Set problem:
Write out each line from the data below that includes the word "Inmarsat".

[Data extracted from a collection]
========================================

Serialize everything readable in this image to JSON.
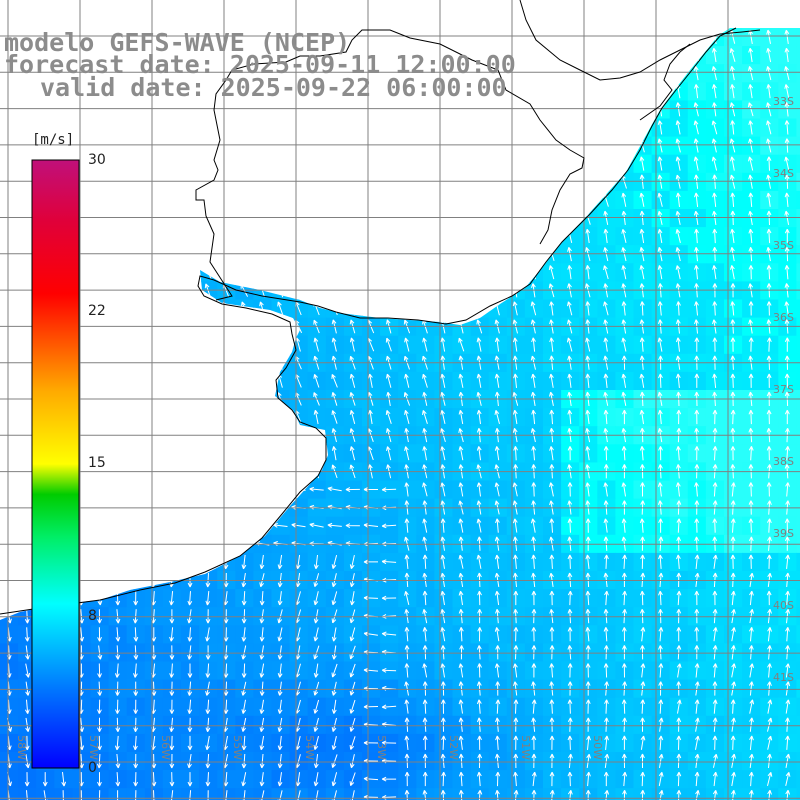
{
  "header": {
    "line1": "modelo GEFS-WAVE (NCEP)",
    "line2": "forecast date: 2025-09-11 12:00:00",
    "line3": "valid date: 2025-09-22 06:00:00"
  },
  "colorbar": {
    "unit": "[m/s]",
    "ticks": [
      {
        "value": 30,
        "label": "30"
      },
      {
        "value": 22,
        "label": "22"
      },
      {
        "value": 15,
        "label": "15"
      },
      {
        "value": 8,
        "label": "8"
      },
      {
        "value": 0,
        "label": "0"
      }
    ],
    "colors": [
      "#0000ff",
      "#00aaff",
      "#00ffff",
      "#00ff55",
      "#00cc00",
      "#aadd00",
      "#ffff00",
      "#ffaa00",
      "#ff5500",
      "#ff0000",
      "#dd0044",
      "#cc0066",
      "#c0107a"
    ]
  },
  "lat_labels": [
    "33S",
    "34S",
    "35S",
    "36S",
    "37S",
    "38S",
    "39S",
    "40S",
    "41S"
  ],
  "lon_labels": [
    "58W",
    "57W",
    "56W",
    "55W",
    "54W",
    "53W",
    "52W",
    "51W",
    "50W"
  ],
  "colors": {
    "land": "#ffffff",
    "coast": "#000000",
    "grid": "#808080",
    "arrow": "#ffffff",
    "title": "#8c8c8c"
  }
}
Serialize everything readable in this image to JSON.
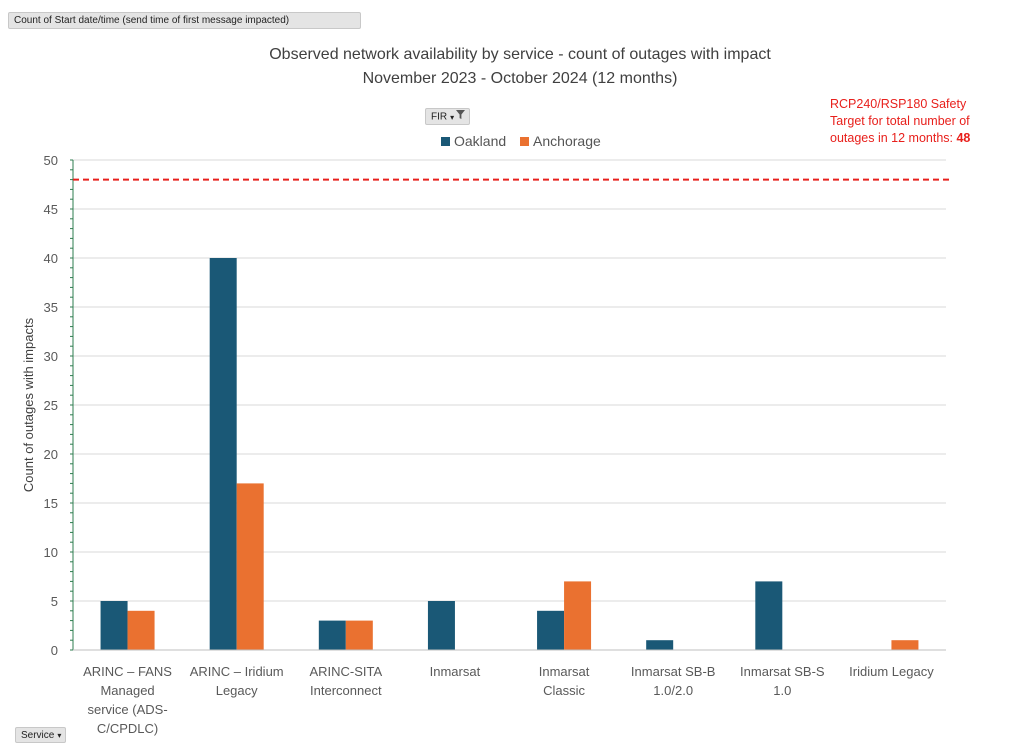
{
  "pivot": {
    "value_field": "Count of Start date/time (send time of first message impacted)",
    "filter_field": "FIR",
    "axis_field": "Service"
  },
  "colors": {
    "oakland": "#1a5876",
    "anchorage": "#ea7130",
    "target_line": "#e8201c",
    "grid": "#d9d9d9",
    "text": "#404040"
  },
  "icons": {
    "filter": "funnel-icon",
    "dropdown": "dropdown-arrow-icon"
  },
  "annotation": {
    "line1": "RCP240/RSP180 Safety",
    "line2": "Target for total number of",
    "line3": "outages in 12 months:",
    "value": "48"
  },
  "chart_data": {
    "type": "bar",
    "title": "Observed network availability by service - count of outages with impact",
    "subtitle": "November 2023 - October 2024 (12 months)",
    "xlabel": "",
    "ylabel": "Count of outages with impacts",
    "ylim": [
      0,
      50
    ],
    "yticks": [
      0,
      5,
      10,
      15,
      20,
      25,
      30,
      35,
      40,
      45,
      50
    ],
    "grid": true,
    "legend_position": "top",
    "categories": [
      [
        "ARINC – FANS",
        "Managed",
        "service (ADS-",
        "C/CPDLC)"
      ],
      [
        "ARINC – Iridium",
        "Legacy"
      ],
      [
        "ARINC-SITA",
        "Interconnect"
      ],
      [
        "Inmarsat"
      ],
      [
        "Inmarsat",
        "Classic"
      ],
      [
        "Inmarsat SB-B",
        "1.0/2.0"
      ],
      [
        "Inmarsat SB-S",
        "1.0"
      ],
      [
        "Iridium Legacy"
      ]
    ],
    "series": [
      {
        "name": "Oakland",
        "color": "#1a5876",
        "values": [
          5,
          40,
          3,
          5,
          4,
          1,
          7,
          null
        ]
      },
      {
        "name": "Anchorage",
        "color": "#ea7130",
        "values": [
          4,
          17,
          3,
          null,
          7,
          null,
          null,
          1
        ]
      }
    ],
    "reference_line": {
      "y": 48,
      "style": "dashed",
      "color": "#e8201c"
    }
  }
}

========================================

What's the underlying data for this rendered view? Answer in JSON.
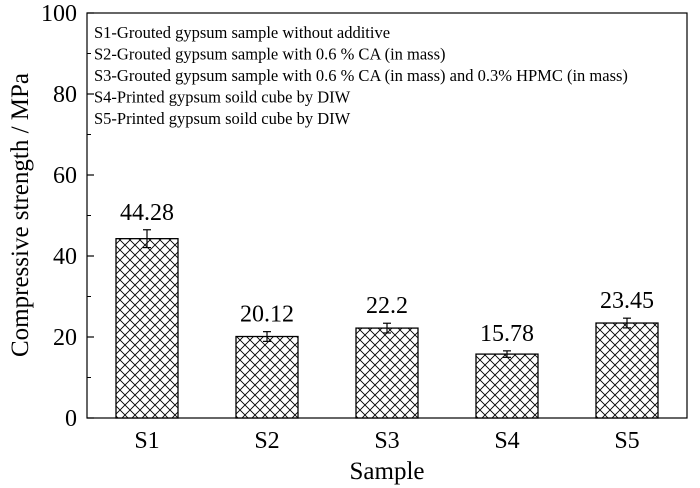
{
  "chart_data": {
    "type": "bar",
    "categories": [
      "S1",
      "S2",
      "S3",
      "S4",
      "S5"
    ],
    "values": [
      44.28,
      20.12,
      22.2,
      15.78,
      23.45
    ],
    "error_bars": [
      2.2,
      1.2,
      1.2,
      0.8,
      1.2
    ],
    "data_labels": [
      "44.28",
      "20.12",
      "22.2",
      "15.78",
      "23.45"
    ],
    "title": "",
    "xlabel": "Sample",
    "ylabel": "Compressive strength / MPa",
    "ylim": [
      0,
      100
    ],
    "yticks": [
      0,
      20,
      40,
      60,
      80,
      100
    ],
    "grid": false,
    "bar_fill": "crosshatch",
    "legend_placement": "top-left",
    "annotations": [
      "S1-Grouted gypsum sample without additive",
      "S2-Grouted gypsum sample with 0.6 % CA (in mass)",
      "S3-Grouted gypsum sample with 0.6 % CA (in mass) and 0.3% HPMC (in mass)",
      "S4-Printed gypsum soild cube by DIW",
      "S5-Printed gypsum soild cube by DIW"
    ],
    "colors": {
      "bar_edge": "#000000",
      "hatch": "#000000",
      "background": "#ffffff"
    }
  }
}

========================================

Final result:
        "Inmarsat"
        "Inmarsat",
        "Inmarsat SB-B",
        "Inmarsat SB-S",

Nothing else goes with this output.